THE TASK: Show every line where "badge" occurs.

[Rows from a dataset]
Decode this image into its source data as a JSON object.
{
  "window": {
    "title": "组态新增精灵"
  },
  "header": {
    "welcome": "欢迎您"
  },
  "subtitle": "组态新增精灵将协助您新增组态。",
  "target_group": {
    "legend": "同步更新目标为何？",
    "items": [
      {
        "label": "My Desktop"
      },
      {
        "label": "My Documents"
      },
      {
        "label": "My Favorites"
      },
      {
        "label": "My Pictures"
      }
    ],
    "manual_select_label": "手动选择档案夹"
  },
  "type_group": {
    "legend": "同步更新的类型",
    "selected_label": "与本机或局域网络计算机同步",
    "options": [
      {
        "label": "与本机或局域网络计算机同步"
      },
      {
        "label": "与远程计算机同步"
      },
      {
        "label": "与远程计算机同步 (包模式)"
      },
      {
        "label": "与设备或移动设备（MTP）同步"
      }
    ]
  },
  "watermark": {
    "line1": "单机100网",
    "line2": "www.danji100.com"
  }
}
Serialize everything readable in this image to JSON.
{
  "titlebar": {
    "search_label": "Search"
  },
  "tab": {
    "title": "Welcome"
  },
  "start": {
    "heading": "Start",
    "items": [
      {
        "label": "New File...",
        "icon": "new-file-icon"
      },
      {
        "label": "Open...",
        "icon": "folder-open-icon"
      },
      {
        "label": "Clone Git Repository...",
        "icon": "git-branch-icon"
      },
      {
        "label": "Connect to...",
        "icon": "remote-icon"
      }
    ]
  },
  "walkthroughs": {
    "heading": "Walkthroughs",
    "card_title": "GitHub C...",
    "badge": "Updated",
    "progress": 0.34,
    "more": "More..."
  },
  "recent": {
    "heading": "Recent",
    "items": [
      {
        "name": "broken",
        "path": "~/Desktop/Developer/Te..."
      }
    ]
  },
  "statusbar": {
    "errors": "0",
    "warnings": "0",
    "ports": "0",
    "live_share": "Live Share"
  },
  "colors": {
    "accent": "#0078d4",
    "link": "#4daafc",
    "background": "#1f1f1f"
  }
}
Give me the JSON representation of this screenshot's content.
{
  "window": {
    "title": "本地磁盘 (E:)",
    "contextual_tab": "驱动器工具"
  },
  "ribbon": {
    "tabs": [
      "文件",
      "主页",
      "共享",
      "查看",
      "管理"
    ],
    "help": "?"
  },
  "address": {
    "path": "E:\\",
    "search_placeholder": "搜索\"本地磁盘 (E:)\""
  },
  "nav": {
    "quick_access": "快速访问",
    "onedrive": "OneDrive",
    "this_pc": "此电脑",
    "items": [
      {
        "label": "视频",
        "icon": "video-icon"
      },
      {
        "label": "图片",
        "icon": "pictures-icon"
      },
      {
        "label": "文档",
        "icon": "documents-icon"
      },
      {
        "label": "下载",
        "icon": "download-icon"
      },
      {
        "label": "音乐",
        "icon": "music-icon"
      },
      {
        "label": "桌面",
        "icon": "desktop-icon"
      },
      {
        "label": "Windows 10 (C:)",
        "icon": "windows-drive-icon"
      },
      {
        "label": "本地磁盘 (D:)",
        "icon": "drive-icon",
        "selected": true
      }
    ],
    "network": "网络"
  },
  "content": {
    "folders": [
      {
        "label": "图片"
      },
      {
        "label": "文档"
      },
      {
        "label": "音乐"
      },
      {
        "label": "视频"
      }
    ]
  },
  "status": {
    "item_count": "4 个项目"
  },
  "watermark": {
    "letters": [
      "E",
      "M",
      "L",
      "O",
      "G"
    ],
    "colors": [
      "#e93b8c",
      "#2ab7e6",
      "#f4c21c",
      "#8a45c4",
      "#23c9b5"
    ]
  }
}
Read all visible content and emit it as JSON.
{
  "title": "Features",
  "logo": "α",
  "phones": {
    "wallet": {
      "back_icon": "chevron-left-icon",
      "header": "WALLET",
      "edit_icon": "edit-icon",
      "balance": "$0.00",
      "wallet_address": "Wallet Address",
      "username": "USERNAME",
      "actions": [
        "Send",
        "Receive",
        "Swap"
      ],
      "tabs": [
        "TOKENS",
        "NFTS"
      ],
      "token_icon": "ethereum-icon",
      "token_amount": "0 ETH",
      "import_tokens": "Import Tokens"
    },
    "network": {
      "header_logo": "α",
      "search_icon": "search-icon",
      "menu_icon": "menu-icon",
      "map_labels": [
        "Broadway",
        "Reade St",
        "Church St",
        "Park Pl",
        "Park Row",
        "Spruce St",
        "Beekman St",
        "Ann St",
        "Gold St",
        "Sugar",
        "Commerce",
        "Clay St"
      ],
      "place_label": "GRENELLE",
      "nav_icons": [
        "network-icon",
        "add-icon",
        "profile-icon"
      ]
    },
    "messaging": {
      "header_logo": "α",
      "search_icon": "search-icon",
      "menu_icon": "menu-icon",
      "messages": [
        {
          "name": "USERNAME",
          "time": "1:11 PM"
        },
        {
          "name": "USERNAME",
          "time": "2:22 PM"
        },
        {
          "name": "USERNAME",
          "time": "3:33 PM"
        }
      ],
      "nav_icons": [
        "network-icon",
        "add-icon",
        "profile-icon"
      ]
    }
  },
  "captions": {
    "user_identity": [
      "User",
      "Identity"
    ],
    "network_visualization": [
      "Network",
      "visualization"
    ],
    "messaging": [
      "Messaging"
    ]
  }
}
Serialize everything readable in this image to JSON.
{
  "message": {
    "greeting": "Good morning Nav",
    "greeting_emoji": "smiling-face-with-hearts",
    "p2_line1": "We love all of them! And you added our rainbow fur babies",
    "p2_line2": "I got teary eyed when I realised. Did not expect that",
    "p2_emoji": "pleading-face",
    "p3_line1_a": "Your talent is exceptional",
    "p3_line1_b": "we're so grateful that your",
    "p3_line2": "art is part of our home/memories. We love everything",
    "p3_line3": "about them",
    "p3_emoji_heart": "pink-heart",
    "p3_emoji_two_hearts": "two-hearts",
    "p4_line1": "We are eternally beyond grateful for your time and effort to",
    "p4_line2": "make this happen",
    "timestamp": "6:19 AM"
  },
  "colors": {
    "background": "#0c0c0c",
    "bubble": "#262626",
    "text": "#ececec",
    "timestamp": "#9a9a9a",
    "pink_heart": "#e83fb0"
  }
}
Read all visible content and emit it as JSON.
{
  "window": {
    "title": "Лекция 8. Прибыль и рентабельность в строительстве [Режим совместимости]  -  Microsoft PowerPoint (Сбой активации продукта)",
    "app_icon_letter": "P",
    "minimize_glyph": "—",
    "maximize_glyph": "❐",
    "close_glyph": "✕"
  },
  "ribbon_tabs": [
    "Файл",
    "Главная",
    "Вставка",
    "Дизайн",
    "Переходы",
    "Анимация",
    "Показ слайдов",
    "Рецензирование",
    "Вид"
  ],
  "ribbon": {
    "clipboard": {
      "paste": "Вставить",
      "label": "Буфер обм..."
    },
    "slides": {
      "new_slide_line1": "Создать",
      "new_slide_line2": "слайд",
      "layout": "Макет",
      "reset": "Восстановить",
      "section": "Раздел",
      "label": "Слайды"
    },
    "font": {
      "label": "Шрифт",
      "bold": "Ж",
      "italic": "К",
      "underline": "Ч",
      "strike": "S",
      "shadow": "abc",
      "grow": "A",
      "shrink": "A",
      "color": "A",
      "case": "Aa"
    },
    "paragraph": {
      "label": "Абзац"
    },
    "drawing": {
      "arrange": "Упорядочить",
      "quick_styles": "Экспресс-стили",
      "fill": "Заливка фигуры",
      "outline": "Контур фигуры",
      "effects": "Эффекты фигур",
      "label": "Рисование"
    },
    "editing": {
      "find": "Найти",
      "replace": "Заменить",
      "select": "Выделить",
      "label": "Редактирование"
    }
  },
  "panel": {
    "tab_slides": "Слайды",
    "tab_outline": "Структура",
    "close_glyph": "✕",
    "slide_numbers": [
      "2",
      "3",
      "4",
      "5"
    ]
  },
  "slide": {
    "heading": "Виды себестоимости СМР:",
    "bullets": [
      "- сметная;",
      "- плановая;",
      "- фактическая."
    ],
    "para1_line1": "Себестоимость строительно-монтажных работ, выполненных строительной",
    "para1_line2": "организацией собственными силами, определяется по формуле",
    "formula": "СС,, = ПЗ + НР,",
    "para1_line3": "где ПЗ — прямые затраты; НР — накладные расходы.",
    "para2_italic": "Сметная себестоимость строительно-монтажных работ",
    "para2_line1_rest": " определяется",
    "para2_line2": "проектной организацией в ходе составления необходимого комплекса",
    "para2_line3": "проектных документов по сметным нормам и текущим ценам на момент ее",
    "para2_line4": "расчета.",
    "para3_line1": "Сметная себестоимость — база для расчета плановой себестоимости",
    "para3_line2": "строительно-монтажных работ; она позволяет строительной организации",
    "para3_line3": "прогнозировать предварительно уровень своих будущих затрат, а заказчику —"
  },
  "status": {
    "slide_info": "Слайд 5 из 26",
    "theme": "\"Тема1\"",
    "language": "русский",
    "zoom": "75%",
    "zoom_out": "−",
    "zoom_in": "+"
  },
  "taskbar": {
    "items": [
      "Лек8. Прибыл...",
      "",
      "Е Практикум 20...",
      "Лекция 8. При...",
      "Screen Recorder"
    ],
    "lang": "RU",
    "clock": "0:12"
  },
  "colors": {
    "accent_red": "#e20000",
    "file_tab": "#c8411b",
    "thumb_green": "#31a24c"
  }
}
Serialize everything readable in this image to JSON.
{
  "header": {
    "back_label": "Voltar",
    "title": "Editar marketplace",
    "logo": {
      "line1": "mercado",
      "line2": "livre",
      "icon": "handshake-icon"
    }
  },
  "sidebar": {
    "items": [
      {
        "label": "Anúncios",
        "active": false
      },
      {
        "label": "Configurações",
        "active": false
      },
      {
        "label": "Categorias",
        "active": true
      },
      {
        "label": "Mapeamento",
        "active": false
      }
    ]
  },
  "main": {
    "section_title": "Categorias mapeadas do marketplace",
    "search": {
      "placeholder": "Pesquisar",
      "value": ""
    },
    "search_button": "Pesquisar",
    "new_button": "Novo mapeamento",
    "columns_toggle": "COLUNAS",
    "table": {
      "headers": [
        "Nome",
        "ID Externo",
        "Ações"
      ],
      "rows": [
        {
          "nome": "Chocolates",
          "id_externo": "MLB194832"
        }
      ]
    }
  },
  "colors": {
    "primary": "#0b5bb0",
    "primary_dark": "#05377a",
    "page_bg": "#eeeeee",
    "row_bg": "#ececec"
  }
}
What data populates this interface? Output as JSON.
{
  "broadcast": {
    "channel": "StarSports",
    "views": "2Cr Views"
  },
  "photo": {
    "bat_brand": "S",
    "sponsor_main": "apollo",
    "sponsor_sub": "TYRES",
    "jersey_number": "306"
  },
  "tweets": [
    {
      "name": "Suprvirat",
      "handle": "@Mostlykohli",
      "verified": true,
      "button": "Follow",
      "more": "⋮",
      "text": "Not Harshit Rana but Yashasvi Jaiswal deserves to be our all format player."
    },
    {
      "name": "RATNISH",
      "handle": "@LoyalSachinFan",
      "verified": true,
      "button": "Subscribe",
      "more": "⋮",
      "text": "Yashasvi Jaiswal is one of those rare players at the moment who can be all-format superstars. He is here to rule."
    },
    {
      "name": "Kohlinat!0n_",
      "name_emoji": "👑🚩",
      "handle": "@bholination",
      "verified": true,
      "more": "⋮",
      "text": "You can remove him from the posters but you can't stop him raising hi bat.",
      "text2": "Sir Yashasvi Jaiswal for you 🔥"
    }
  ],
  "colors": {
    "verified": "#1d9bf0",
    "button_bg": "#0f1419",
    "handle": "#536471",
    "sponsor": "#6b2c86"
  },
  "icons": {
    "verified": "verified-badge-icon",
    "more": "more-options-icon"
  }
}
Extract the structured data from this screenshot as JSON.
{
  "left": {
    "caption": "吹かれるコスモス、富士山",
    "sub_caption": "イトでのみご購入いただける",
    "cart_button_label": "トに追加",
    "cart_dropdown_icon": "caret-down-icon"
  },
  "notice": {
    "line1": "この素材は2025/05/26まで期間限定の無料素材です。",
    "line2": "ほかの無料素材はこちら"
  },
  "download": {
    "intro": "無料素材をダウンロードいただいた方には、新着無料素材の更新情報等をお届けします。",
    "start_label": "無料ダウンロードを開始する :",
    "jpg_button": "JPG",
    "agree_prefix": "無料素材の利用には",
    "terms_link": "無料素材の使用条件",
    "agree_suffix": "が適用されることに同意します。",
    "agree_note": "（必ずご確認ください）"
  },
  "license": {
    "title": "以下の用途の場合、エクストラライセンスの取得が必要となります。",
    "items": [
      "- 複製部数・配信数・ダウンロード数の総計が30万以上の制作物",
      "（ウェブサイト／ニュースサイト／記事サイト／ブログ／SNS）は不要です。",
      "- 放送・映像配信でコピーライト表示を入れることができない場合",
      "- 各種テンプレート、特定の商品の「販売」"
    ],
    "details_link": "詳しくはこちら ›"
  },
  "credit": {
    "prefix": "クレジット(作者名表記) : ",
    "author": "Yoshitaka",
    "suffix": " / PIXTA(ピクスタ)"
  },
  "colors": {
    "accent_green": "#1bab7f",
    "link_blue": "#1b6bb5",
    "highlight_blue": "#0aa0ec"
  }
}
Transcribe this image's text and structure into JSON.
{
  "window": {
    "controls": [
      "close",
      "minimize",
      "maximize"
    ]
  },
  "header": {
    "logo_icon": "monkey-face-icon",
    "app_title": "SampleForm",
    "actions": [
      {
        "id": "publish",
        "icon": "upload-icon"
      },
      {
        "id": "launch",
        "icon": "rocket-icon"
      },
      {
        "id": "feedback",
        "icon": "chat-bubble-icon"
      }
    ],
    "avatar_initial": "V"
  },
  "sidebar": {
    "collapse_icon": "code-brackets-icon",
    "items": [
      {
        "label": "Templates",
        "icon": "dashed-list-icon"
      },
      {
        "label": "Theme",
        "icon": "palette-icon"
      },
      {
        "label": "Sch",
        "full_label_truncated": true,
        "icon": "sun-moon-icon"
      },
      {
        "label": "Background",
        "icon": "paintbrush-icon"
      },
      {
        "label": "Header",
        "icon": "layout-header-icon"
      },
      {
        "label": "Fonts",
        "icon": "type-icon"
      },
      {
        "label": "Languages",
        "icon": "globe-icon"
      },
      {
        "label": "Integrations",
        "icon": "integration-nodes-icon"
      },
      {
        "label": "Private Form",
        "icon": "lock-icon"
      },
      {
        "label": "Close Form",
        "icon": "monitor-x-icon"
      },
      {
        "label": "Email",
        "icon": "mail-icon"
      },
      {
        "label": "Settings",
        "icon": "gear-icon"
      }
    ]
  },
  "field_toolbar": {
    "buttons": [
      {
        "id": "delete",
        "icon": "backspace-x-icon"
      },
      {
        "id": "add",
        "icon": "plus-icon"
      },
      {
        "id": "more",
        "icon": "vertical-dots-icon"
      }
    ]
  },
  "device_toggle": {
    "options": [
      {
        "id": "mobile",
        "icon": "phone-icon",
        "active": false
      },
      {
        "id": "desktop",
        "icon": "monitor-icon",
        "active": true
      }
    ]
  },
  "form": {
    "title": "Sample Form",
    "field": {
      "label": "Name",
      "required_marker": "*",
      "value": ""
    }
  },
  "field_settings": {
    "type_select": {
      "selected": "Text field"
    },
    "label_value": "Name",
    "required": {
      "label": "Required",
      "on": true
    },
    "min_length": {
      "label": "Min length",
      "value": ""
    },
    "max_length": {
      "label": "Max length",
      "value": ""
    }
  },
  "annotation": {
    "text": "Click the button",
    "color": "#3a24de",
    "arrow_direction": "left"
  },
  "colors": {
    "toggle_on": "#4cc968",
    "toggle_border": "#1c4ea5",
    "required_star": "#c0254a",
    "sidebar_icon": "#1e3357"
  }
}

TASK RESPONSE:
    "badge": "Updated",
    "verified": "verified-badge-icon",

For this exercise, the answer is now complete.